▶ **Set problem**: Write each record again exactly as it stands.
* Begin Supplied records *
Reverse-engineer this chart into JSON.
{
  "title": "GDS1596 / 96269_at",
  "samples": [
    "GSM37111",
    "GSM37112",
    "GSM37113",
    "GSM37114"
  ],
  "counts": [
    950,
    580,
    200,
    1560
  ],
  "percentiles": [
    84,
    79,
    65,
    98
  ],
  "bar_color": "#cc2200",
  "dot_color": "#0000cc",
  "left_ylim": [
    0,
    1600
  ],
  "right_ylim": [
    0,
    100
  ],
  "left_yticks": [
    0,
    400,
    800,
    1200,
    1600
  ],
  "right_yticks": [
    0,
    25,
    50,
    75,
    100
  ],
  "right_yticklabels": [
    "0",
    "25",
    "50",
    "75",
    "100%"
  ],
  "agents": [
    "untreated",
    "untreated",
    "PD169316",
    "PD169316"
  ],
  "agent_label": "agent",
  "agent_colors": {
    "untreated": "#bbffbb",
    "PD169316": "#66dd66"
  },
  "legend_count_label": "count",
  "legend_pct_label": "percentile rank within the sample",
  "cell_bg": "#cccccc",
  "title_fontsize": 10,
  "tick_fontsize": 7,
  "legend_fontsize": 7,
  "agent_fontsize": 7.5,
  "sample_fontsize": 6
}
* End Supplied records *
▶ **Reply to the exercise**:
Reverse-engineer this chart into JSON.
{
  "title": "GDS1596 / 96269_at",
  "samples": [
    "GSM37111",
    "GSM37112",
    "GSM37113",
    "GSM37114"
  ],
  "counts": [
    950,
    580,
    200,
    1560
  ],
  "percentiles": [
    84,
    79,
    65,
    98
  ],
  "bar_color": "#cc2200",
  "dot_color": "#0000cc",
  "left_ylim": [
    0,
    1600
  ],
  "right_ylim": [
    0,
    100
  ],
  "left_yticks": [
    0,
    400,
    800,
    1200,
    1600
  ],
  "right_yticks": [
    0,
    25,
    50,
    75,
    100
  ],
  "right_yticklabels": [
    "0",
    "25",
    "50",
    "75",
    "100%"
  ],
  "agents": [
    "untreated",
    "untreated",
    "PD169316",
    "PD169316"
  ],
  "agent_label": "agent",
  "agent_colors": {
    "untreated": "#bbffbb",
    "PD169316": "#66dd66"
  },
  "legend_count_label": "count",
  "legend_pct_label": "percentile rank within the sample",
  "cell_bg": "#cccccc",
  "title_fontsize": 10,
  "tick_fontsize": 7,
  "legend_fontsize": 7,
  "agent_fontsize": 7.5,
  "sample_fontsize": 6
}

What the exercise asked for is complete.